DIRECTIONS
Below is a set of records. Repeat all of them exactly.
# Start of ENTRIES SHOWN
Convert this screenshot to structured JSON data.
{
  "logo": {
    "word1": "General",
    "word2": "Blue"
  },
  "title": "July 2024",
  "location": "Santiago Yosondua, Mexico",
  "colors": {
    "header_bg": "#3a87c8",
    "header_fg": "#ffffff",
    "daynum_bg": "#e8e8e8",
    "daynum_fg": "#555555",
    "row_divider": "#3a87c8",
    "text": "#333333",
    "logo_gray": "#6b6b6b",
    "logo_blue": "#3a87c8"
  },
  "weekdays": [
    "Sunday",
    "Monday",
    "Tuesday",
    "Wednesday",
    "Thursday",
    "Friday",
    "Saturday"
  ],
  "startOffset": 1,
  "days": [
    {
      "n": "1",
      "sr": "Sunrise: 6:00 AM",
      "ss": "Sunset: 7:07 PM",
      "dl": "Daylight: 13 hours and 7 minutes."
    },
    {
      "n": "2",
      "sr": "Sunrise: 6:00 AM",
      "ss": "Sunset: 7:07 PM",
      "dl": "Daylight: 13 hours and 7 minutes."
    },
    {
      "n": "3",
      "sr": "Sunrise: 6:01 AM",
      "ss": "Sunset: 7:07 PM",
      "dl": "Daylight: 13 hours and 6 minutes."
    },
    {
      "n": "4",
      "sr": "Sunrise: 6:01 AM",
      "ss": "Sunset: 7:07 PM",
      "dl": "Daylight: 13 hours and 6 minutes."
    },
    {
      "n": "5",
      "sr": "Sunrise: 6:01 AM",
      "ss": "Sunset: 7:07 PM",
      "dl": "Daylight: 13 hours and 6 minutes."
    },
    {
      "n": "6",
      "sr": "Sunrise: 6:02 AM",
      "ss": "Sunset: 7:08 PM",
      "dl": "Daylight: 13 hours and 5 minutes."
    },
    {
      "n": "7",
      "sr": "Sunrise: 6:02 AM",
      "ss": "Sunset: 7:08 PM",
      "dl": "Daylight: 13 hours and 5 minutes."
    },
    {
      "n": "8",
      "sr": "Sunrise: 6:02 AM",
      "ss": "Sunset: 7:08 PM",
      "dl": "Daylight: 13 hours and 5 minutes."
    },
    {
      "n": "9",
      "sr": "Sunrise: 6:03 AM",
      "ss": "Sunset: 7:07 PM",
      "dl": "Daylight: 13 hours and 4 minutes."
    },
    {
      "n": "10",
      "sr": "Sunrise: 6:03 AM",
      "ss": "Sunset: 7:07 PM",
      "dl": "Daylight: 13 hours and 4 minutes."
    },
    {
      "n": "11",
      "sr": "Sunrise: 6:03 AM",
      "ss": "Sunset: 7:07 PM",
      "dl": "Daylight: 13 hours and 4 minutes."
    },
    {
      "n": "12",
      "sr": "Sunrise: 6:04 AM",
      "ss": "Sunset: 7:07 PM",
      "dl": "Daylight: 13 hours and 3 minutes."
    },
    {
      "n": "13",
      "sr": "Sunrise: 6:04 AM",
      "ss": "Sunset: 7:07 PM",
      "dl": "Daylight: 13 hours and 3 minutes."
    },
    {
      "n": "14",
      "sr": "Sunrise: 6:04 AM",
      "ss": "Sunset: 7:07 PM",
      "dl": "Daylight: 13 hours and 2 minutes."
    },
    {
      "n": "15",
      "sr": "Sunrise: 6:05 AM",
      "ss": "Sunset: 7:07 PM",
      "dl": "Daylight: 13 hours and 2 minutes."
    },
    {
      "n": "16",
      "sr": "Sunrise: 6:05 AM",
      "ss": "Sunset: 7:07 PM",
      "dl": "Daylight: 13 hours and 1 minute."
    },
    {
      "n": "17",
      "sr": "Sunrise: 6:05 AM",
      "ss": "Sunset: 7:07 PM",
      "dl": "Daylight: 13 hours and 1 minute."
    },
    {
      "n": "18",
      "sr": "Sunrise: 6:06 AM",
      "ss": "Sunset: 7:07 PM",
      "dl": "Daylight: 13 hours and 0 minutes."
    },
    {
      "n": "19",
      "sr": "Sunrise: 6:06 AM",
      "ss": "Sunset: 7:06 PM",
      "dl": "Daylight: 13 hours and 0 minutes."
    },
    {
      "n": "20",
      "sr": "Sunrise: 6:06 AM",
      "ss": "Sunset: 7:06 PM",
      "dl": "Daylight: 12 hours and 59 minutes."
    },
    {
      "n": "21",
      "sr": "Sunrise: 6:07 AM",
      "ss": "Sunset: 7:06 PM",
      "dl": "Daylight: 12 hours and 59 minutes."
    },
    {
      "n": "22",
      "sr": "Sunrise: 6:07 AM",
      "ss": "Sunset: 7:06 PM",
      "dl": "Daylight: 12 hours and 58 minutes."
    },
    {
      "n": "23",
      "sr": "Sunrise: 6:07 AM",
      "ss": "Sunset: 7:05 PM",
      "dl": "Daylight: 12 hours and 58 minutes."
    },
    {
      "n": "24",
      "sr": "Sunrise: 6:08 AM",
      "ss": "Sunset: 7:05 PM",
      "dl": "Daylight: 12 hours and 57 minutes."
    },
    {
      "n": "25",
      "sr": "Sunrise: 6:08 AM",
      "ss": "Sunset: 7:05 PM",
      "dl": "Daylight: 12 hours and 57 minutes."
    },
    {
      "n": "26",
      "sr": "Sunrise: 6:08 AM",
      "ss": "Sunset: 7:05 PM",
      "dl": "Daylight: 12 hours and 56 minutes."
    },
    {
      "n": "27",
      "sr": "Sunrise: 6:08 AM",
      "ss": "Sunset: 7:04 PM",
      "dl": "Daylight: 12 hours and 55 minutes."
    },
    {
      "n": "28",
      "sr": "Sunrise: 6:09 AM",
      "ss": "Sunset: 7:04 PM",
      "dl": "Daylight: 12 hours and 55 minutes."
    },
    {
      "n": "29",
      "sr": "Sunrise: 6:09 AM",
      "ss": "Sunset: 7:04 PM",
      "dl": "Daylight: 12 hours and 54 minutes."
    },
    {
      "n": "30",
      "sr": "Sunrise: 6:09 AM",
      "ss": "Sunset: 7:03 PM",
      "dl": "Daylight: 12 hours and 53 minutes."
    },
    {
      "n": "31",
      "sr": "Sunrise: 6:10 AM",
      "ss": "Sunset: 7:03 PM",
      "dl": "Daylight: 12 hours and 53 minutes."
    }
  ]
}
# End of ENTRIES SHOWN
TASK RESPONSE
Convert this screenshot to structured JSON data.
{
  "logo": {
    "word1": "General",
    "word2": "Blue"
  },
  "title": "July 2024",
  "location": "Santiago Yosondua, Mexico",
  "colors": {
    "header_bg": "#3a87c8",
    "header_fg": "#ffffff",
    "daynum_bg": "#e8e8e8",
    "daynum_fg": "#555555",
    "row_divider": "#3a87c8",
    "text": "#333333",
    "logo_gray": "#6b6b6b",
    "logo_blue": "#3a87c8"
  },
  "weekdays": [
    "Sunday",
    "Monday",
    "Tuesday",
    "Wednesday",
    "Thursday",
    "Friday",
    "Saturday"
  ],
  "startOffset": 1,
  "days": [
    {
      "n": "1",
      "sr": "Sunrise: 6:00 AM",
      "ss": "Sunset: 7:07 PM",
      "dl": "Daylight: 13 hours and 7 minutes."
    },
    {
      "n": "2",
      "sr": "Sunrise: 6:00 AM",
      "ss": "Sunset: 7:07 PM",
      "dl": "Daylight: 13 hours and 7 minutes."
    },
    {
      "n": "3",
      "sr": "Sunrise: 6:01 AM",
      "ss": "Sunset: 7:07 PM",
      "dl": "Daylight: 13 hours and 6 minutes."
    },
    {
      "n": "4",
      "sr": "Sunrise: 6:01 AM",
      "ss": "Sunset: 7:07 PM",
      "dl": "Daylight: 13 hours and 6 minutes."
    },
    {
      "n": "5",
      "sr": "Sunrise: 6:01 AM",
      "ss": "Sunset: 7:07 PM",
      "dl": "Daylight: 13 hours and 6 minutes."
    },
    {
      "n": "6",
      "sr": "Sunrise: 6:02 AM",
      "ss": "Sunset: 7:08 PM",
      "dl": "Daylight: 13 hours and 5 minutes."
    },
    {
      "n": "7",
      "sr": "Sunrise: 6:02 AM",
      "ss": "Sunset: 7:08 PM",
      "dl": "Daylight: 13 hours and 5 minutes."
    },
    {
      "n": "8",
      "sr": "Sunrise: 6:02 AM",
      "ss": "Sunset: 7:08 PM",
      "dl": "Daylight: 13 hours and 5 minutes."
    },
    {
      "n": "9",
      "sr": "Sunrise: 6:03 AM",
      "ss": "Sunset: 7:07 PM",
      "dl": "Daylight: 13 hours and 4 minutes."
    },
    {
      "n": "10",
      "sr": "Sunrise: 6:03 AM",
      "ss": "Sunset: 7:07 PM",
      "dl": "Daylight: 13 hours and 4 minutes."
    },
    {
      "n": "11",
      "sr": "Sunrise: 6:03 AM",
      "ss": "Sunset: 7:07 PM",
      "dl": "Daylight: 13 hours and 4 minutes."
    },
    {
      "n": "12",
      "sr": "Sunrise: 6:04 AM",
      "ss": "Sunset: 7:07 PM",
      "dl": "Daylight: 13 hours and 3 minutes."
    },
    {
      "n": "13",
      "sr": "Sunrise: 6:04 AM",
      "ss": "Sunset: 7:07 PM",
      "dl": "Daylight: 13 hours and 3 minutes."
    },
    {
      "n": "14",
      "sr": "Sunrise: 6:04 AM",
      "ss": "Sunset: 7:07 PM",
      "dl": "Daylight: 13 hours and 2 minutes."
    },
    {
      "n": "15",
      "sr": "Sunrise: 6:05 AM",
      "ss": "Sunset: 7:07 PM",
      "dl": "Daylight: 13 hours and 2 minutes."
    },
    {
      "n": "16",
      "sr": "Sunrise: 6:05 AM",
      "ss": "Sunset: 7:07 PM",
      "dl": "Daylight: 13 hours and 1 minute."
    },
    {
      "n": "17",
      "sr": "Sunrise: 6:05 AM",
      "ss": "Sunset: 7:07 PM",
      "dl": "Daylight: 13 hours and 1 minute."
    },
    {
      "n": "18",
      "sr": "Sunrise: 6:06 AM",
      "ss": "Sunset: 7:07 PM",
      "dl": "Daylight: 13 hours and 0 minutes."
    },
    {
      "n": "19",
      "sr": "Sunrise: 6:06 AM",
      "ss": "Sunset: 7:06 PM",
      "dl": "Daylight: 13 hours and 0 minutes."
    },
    {
      "n": "20",
      "sr": "Sunrise: 6:06 AM",
      "ss": "Sunset: 7:06 PM",
      "dl": "Daylight: 12 hours and 59 minutes."
    },
    {
      "n": "21",
      "sr": "Sunrise: 6:07 AM",
      "ss": "Sunset: 7:06 PM",
      "dl": "Daylight: 12 hours and 59 minutes."
    },
    {
      "n": "22",
      "sr": "Sunrise: 6:07 AM",
      "ss": "Sunset: 7:06 PM",
      "dl": "Daylight: 12 hours and 58 minutes."
    },
    {
      "n": "23",
      "sr": "Sunrise: 6:07 AM",
      "ss": "Sunset: 7:05 PM",
      "dl": "Daylight: 12 hours and 58 minutes."
    },
    {
      "n": "24",
      "sr": "Sunrise: 6:08 AM",
      "ss": "Sunset: 7:05 PM",
      "dl": "Daylight: 12 hours and 57 minutes."
    },
    {
      "n": "25",
      "sr": "Sunrise: 6:08 AM",
      "ss": "Sunset: 7:05 PM",
      "dl": "Daylight: 12 hours and 57 minutes."
    },
    {
      "n": "26",
      "sr": "Sunrise: 6:08 AM",
      "ss": "Sunset: 7:05 PM",
      "dl": "Daylight: 12 hours and 56 minutes."
    },
    {
      "n": "27",
      "sr": "Sunrise: 6:08 AM",
      "ss": "Sunset: 7:04 PM",
      "dl": "Daylight: 12 hours and 55 minutes."
    },
    {
      "n": "28",
      "sr": "Sunrise: 6:09 AM",
      "ss": "Sunset: 7:04 PM",
      "dl": "Daylight: 12 hours and 55 minutes."
    },
    {
      "n": "29",
      "sr": "Sunrise: 6:09 AM",
      "ss": "Sunset: 7:04 PM",
      "dl": "Daylight: 12 hours and 54 minutes."
    },
    {
      "n": "30",
      "sr": "Sunrise: 6:09 AM",
      "ss": "Sunset: 7:03 PM",
      "dl": "Daylight: 12 hours and 53 minutes."
    },
    {
      "n": "31",
      "sr": "Sunrise: 6:10 AM",
      "ss": "Sunset: 7:03 PM",
      "dl": "Daylight: 12 hours and 53 minutes."
    }
  ]
}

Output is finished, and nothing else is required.